[DATA SUPPLIED start]

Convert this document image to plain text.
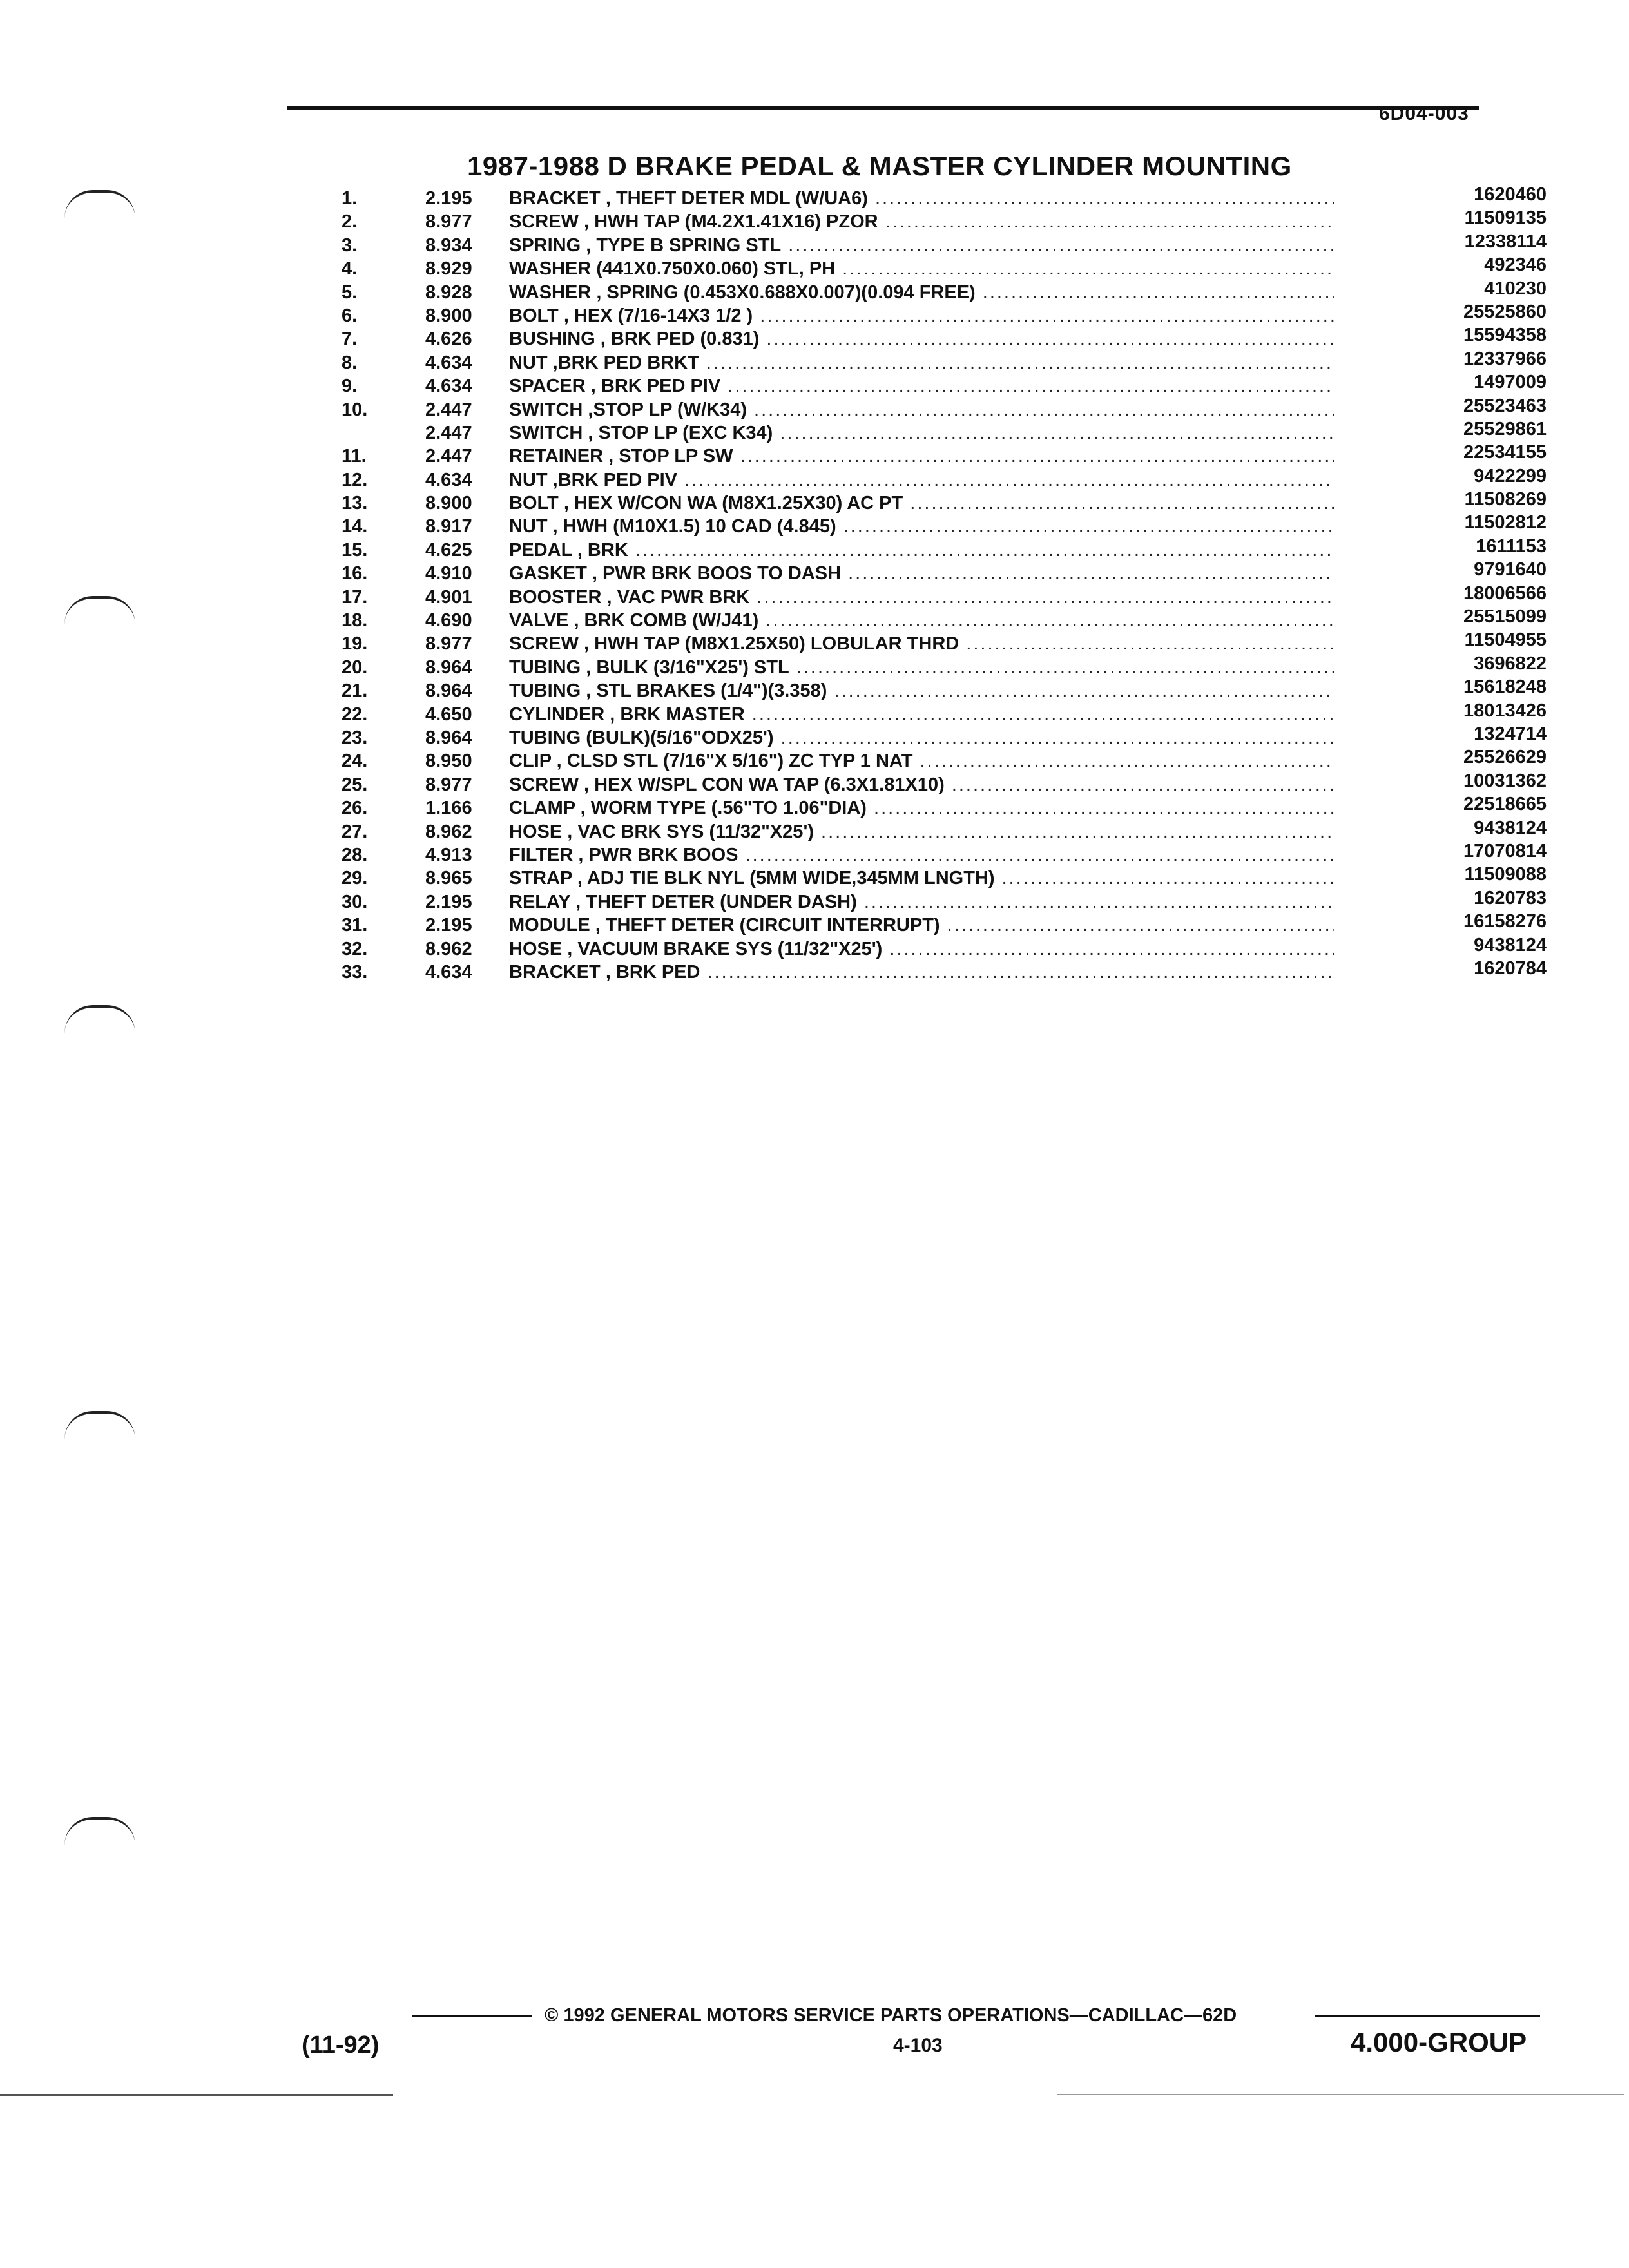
6D04-003
1987-1988 D BRAKE PEDAL & MASTER CYLINDER MOUNTING
1.	2.195	BRACKET , THEFT DETER MDL (W/UA6) .....	1620460
2.	8.977	SCREW , HWH TAP (M4.2X1.41X16) PZOR .....	11509135
3.	8.934	SPRING , TYPE B SPRING STL .....	12338114
4.	8.929	WASHER (441X0.750X0.060) STL, PH .....	492346
5.	8.928	WASHER , SPRING (0.453X0.688X0.007)(0.094 FREE) .....	410230
6.	8.900	BOLT , HEX (7/16-14X3 1/2 ) .....	25525860
7.	4.626	BUSHING , BRK PED (0.831) .....	15594358
8.	4.634	NUT ,BRK PED BRKT .....	12337966
9.	4.634	SPACER , BRK PED PIV .....	1497009
10.	2.447	SWITCH ,STOP LP (W/K34) .....	25523463
2.447	SWITCH , STOP LP (EXC K34) .....	25529861
11.	2.447	RETAINER , STOP LP SW .....	22534155
12.	4.634	NUT ,BRK PED PIV .....	9422299
13.	8.900	BOLT , HEX W/CON WA (M8X1.25X30) AC PT .....	11508269
14.	8.917	NUT , HWH (M10X1.5) 10 CAD (4.845) .....	11502812
15.	4.625	PEDAL , BRK .....	1611153
16.	4.910	GASKET , PWR BRK BOOS TO DASH .....	9791640
17.	4.901	BOOSTER , VAC PWR BRK .....	18006566
18.	4.690	VALVE , BRK COMB (W/J41) .....	25515099
19.	8.977	SCREW , HWH TAP (M8X1.25X50) LOBULAR THRD .....	11504955
20.	8.964	TUBING , BULK (3/16"X25') STL .....	3696822
21.	8.964	TUBING , STL BRAKES (1/4")(3.358) .....	15618248
22.	4.650	CYLINDER , BRK MASTER .....	18013426
23.	8.964	TUBING (BULK)(5/16"ODX25') .....	1324714
24.	8.950	CLIP , CLSD STL (7/16"X 5/16") ZC TYP 1 NAT .....	25526629
25.	8.977	SCREW , HEX W/SPL CON WA TAP (6.3X1.81X10) .....	10031362
26.	1.166	CLAMP , WORM TYPE (.56"TO 1.06"DIA) .....	22518665
27.	8.962	HOSE , VAC BRK SYS (11/32"X25') .....	9438124
28.	4.913	FILTER , PWR BRK BOOS .....	17070814
29.	8.965	STRAP , ADJ TIE BLK NYL (5MM WIDE,345MM LNGTH) .....	11509088
30.	2.195	RELAY , THEFT DETER (UNDER DASH) .....	1620783
31.	2.195	MODULE , THEFT DETER (CIRCUIT INTERRUPT) .....	16158276
32.	8.962	HOSE , VACUUM BRAKE SYS (11/32"X25') .....	9438124
33.	4.634	BRACKET , BRK PED .....	1620784
© 1992 GENERAL MOTORS SERVICE PARTS OPERATIONS—CADILLAC—62D
(11-92)	4-103	4.000-GROUP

[DATA SUPPLIED end]

- [WRITTEN INSTRUCTION]: Copy the listing exactly. Any image in it stays out of the copy.

- [FINISHED EXERCISE]:
Convert this document image to plain text.
6D04-003
1987-1988 D BRAKE PEDAL & MASTER CYLINDER MOUNTING
1.	2.195	BRACKET , THEFT DETER MDL (W/UA6) .....	1620460
2.	8.977	SCREW , HWH TAP (M4.2X1.41X16) PZOR .....	11509135
3.	8.934	SPRING , TYPE B SPRING STL .....	12338114
4.	8.929	WASHER (441X0.750X0.060) STL, PH .....	492346
5.	8.928	WASHER , SPRING (0.453X0.688X0.007)(0.094 FREE) .....	410230
6.	8.900	BOLT , HEX (7/16-14X3 1/2 ) .....	25525860
7.	4.626	BUSHING , BRK PED (0.831) .....	15594358
8.	4.634	NUT ,BRK PED BRKT .....	12337966
9.	4.634	SPACER , BRK PED PIV .....	1497009
10.	2.447	SWITCH ,STOP LP (W/K34) .....	25523463
2.447	SWITCH , STOP LP (EXC K34) .....	25529861
11.	2.447	RETAINER , STOP LP SW .....	22534155
12.	4.634	NUT ,BRK PED PIV .....	9422299
13.	8.900	BOLT , HEX W/CON WA (M8X1.25X30) AC PT .....	11508269
14.	8.917	NUT , HWH (M10X1.5) 10 CAD (4.845) .....	11502812
15.	4.625	PEDAL , BRK .....	1611153
16.	4.910	GASKET , PWR BRK BOOS TO DASH .....	9791640
17.	4.901	BOOSTER , VAC PWR BRK .....	18006566
18.	4.690	VALVE , BRK COMB (W/J41) .....	25515099
19.	8.977	SCREW , HWH TAP (M8X1.25X50) LOBULAR THRD .....	11504955
20.	8.964	TUBING , BULK (3/16"X25') STL .....	3696822
21.	8.964	TUBING , STL BRAKES (1/4")(3.358) .....	15618248
22.	4.650	CYLINDER , BRK MASTER .....	18013426
23.	8.964	TUBING (BULK)(5/16"ODX25') .....	1324714
24.	8.950	CLIP , CLSD STL (7/16"X 5/16") ZC TYP 1 NAT .....	25526629
25.	8.977	SCREW , HEX W/SPL CON WA TAP (6.3X1.81X10) .....	10031362
26.	1.166	CLAMP , WORM TYPE (.56"TO 1.06"DIA) .....	22518665
27.	8.962	HOSE , VAC BRK SYS (11/32"X25') .....	9438124
28.	4.913	FILTER , PWR BRK BOOS .....	17070814
29.	8.965	STRAP , ADJ TIE BLK NYL (5MM WIDE,345MM LNGTH) .....	11509088
30.	2.195	RELAY , THEFT DETER (UNDER DASH) .....	1620783
31.	2.195	MODULE , THEFT DETER (CIRCUIT INTERRUPT) .....	16158276
32.	8.962	HOSE , VACUUM BRAKE SYS (11/32"X25') .....	9438124
33.	4.634	BRACKET , BRK PED .....	1620784
© 1992 GENERAL MOTORS SERVICE PARTS OPERATIONS—CADILLAC—62D
(11-92)	4-103	4.000-GROUP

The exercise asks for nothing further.